Dataset excerpts:
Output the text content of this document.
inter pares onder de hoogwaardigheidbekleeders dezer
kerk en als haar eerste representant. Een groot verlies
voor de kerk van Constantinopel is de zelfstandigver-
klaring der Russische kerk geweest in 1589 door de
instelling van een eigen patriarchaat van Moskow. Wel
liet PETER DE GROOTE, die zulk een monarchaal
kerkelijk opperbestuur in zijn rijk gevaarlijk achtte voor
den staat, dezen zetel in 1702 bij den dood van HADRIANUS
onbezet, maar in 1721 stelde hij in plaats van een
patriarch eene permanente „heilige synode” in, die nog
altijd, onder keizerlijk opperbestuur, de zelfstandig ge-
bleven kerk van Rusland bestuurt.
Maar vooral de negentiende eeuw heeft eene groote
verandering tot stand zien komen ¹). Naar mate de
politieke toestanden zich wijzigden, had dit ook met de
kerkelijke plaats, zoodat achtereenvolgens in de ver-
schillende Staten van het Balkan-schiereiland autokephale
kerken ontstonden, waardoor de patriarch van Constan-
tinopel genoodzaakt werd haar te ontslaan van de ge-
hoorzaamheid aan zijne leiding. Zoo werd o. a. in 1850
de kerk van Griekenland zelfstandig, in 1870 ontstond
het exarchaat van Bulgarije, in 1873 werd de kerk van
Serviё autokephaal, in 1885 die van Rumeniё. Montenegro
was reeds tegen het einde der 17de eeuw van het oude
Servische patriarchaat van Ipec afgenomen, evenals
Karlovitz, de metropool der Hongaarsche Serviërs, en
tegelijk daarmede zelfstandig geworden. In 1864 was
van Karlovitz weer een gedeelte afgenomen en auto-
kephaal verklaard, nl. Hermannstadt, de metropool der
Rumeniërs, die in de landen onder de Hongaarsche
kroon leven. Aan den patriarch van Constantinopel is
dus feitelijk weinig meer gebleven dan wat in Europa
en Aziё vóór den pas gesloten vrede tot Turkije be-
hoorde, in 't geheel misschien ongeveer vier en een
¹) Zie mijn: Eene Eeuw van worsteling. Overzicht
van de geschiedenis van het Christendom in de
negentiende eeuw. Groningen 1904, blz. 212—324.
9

Try it:
Scan the preceding listing for lines that contain the word "haar". Give only how many there are.

Result for this task:
2